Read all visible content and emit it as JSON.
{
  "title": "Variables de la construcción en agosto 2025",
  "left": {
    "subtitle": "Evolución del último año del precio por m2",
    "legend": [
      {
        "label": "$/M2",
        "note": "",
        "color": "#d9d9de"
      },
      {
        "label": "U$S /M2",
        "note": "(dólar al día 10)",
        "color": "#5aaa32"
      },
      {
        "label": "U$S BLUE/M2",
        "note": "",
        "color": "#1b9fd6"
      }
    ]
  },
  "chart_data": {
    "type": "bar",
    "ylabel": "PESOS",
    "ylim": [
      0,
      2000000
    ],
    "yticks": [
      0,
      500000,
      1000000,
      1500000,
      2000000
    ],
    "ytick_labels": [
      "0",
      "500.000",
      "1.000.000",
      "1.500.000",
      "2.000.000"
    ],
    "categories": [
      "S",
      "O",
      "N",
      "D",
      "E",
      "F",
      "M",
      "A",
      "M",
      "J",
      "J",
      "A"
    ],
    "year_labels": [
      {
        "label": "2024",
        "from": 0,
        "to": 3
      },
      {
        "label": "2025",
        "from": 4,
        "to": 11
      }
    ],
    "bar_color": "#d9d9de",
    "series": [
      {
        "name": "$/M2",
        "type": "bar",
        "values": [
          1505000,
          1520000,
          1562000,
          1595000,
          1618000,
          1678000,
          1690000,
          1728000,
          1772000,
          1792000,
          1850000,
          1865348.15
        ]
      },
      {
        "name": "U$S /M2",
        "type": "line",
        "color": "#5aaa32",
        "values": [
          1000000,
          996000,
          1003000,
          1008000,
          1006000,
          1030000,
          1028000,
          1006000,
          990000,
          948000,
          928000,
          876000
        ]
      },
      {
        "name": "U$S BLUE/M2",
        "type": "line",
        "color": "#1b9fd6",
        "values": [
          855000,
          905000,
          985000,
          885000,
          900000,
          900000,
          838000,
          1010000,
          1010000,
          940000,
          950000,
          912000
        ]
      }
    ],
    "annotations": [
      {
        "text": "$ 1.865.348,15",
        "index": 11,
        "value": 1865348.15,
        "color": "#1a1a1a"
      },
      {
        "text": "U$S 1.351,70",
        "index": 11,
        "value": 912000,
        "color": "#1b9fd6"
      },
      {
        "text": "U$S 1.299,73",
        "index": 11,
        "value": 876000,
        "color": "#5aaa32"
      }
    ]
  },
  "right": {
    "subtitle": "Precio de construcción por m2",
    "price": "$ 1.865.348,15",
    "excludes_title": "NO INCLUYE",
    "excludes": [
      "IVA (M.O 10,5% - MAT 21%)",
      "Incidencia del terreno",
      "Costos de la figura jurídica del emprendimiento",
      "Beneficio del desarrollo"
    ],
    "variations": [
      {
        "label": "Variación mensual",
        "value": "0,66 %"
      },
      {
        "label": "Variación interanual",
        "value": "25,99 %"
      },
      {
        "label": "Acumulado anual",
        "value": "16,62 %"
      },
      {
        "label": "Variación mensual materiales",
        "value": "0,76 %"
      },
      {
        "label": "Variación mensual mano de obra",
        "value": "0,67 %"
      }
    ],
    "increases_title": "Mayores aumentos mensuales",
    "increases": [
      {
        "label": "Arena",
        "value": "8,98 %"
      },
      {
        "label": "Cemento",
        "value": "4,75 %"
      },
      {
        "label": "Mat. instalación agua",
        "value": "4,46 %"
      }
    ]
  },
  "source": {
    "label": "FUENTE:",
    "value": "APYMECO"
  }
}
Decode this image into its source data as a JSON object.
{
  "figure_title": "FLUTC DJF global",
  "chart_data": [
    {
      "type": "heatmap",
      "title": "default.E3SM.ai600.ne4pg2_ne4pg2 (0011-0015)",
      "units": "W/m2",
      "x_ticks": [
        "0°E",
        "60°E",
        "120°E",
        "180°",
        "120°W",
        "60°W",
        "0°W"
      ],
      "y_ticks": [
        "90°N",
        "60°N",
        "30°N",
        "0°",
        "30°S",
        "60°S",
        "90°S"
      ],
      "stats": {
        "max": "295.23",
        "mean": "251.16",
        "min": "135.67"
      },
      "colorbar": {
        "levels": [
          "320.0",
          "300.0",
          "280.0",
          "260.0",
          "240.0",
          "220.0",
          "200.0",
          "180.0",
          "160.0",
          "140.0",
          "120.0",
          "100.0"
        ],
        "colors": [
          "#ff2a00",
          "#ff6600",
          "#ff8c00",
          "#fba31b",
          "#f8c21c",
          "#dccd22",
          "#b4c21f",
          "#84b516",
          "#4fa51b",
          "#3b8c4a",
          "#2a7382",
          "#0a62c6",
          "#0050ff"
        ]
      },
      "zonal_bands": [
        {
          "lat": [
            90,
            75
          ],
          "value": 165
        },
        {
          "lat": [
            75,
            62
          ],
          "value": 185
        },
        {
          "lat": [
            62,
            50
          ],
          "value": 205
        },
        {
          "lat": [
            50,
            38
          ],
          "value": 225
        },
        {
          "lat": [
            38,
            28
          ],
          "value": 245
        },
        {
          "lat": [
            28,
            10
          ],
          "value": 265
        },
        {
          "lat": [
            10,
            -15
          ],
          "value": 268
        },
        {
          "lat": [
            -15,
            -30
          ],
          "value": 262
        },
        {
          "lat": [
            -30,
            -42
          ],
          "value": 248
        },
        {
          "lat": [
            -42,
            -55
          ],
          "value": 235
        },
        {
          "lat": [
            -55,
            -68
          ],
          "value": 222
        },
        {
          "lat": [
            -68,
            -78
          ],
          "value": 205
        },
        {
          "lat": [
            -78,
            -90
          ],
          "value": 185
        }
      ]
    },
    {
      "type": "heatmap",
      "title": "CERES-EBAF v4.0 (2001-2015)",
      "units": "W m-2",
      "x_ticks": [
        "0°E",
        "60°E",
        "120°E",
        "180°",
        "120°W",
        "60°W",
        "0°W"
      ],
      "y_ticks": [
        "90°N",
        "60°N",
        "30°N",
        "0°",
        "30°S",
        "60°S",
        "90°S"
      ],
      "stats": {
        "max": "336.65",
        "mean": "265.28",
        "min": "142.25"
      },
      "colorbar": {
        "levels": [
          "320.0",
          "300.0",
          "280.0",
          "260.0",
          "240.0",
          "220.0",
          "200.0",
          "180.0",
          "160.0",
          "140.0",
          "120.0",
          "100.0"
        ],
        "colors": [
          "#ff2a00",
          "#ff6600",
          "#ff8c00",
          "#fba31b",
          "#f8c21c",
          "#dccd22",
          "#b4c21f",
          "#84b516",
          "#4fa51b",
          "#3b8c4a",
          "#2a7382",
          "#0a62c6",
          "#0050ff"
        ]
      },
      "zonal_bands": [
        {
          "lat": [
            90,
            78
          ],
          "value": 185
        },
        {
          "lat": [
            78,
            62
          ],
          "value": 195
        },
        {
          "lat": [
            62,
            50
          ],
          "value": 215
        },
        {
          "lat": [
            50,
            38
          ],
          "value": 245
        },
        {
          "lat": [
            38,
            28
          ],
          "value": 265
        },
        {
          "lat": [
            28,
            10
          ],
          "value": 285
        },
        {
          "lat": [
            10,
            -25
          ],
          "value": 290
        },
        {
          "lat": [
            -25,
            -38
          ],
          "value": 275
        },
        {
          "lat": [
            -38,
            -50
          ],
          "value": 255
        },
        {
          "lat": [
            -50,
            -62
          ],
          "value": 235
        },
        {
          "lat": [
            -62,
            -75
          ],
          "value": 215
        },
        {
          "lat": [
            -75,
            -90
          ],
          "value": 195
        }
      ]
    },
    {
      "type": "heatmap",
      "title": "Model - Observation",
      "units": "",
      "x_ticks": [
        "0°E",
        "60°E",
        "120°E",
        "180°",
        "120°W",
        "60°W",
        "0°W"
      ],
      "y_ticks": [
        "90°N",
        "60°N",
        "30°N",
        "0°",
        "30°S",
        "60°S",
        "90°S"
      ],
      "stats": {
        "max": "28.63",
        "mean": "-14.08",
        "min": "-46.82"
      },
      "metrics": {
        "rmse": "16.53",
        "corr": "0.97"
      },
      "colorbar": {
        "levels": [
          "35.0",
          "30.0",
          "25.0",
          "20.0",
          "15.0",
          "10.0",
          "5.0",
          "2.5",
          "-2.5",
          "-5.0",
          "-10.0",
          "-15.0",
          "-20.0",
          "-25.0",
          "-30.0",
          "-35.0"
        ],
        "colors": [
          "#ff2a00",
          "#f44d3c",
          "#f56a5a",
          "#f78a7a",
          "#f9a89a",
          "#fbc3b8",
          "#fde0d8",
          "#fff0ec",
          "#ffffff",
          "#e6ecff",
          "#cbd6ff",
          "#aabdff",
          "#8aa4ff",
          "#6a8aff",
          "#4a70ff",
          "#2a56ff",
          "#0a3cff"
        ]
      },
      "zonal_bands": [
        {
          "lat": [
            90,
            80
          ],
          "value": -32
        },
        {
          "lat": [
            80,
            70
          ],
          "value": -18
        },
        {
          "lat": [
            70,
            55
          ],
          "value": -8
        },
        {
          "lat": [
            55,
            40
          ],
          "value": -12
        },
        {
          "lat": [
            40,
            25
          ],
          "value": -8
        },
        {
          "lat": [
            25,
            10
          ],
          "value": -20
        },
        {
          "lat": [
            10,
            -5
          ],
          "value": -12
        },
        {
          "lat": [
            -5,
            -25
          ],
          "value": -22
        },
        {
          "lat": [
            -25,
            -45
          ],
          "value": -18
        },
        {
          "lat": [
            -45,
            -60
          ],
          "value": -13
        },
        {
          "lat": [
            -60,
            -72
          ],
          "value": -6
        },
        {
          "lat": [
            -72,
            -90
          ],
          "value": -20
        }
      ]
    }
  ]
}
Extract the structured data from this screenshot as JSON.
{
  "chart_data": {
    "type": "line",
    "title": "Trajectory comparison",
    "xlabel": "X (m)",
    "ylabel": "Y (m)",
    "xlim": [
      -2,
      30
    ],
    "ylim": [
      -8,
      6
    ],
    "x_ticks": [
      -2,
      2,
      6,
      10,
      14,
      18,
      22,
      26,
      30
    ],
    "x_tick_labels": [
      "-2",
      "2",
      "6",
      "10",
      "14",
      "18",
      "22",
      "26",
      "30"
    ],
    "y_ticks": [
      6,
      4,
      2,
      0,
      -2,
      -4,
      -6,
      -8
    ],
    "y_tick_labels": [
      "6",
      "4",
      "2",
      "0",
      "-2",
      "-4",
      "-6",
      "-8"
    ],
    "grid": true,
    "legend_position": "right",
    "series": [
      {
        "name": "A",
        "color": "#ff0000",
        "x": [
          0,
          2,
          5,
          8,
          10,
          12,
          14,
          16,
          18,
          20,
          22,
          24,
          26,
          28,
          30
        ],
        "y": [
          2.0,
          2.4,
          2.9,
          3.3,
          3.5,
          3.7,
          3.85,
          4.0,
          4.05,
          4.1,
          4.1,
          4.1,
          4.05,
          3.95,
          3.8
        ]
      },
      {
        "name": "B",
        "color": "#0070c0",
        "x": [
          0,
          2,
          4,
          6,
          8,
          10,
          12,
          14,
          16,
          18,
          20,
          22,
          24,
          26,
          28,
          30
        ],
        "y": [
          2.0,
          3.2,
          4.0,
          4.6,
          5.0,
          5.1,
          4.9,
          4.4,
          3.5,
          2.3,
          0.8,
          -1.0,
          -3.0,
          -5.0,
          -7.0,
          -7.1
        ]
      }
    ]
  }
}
#####
AIM OF THE EXERCISE - In the lines above, locate the string "JSON". Copy every line where it occurs.

SOLUTION FOR THIS PROBLEM -
Read all visible content and emit it as JSON.
Decode this image into its source data as a JSON object.
Extract the structured data from this screenshot as JSON.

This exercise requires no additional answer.